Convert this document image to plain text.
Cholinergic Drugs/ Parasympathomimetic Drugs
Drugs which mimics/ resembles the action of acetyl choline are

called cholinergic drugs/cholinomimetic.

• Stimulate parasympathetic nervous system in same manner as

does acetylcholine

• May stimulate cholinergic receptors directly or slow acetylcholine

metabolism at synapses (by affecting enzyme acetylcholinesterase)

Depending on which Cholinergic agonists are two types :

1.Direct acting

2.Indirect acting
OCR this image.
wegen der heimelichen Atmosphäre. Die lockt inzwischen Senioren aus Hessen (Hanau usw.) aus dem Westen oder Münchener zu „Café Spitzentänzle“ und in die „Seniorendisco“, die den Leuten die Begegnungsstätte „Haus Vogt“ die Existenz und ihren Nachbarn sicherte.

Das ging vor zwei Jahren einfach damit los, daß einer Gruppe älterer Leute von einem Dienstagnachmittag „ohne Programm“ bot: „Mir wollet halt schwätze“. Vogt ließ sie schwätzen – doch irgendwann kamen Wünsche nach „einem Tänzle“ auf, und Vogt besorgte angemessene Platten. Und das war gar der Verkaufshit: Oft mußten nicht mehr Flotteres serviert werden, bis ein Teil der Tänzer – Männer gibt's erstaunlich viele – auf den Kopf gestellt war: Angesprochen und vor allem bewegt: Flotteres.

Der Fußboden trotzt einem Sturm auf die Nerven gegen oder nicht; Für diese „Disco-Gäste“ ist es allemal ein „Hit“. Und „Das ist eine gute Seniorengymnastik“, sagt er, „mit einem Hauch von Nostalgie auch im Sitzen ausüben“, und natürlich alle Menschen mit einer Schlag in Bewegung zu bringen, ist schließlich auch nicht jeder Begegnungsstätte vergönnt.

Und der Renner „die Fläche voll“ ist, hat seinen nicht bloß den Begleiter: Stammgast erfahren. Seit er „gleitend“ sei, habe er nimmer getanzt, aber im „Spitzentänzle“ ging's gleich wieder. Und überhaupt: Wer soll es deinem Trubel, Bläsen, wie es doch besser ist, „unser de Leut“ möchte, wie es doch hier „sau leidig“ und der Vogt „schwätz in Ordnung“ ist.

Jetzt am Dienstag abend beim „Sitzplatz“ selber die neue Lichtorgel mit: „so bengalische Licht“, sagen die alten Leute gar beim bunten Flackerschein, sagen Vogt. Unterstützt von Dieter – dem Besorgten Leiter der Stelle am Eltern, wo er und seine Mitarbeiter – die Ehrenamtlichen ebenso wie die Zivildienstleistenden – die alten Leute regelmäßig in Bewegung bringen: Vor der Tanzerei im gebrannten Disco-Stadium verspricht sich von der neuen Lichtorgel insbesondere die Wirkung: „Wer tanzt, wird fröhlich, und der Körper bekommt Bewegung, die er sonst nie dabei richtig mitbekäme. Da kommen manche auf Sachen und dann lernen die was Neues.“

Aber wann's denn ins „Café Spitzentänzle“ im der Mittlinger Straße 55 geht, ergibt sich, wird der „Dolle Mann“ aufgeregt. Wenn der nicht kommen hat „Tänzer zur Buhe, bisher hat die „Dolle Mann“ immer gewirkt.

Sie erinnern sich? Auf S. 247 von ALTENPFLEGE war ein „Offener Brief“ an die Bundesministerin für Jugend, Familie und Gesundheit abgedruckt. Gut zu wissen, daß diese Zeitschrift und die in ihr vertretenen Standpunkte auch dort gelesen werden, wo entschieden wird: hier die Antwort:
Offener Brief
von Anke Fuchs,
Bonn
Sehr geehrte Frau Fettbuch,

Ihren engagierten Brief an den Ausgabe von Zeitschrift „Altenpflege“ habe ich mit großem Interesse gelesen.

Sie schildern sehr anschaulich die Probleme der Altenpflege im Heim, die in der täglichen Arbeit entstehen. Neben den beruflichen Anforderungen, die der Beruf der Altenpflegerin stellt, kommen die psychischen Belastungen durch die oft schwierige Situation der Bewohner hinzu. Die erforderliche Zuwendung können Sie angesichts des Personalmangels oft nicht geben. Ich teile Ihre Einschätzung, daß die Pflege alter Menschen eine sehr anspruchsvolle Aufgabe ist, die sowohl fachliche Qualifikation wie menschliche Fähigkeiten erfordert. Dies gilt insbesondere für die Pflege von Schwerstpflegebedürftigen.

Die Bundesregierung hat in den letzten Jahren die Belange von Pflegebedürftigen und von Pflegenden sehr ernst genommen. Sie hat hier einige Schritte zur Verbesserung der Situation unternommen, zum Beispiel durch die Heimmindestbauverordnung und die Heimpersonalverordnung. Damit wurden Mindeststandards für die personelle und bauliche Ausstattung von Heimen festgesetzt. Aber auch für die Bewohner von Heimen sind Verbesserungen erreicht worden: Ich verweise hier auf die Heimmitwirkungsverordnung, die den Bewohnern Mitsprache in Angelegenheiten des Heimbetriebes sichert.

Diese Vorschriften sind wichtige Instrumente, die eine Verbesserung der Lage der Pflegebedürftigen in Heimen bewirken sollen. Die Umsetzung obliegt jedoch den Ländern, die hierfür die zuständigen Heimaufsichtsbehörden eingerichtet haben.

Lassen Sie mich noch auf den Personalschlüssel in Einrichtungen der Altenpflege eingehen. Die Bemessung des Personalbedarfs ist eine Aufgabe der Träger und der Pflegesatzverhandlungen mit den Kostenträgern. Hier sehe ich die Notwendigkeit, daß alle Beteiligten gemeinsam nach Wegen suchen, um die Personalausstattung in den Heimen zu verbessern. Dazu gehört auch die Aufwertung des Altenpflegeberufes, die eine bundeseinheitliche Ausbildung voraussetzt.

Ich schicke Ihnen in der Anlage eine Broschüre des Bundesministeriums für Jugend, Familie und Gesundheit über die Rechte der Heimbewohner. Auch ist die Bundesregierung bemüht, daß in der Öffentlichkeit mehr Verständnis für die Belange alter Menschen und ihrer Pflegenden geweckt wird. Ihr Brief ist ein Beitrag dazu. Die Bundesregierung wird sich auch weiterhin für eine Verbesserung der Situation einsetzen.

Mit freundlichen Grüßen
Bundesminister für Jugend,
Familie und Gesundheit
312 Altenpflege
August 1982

### [EXERCISE AIM]
Would you filter the records and copy out each line containing "which"?

### [THE ANSWER]
Drugs which mimics/ resembles the action of acetyl choline are
Depending on which Cholinergic agonists are two types :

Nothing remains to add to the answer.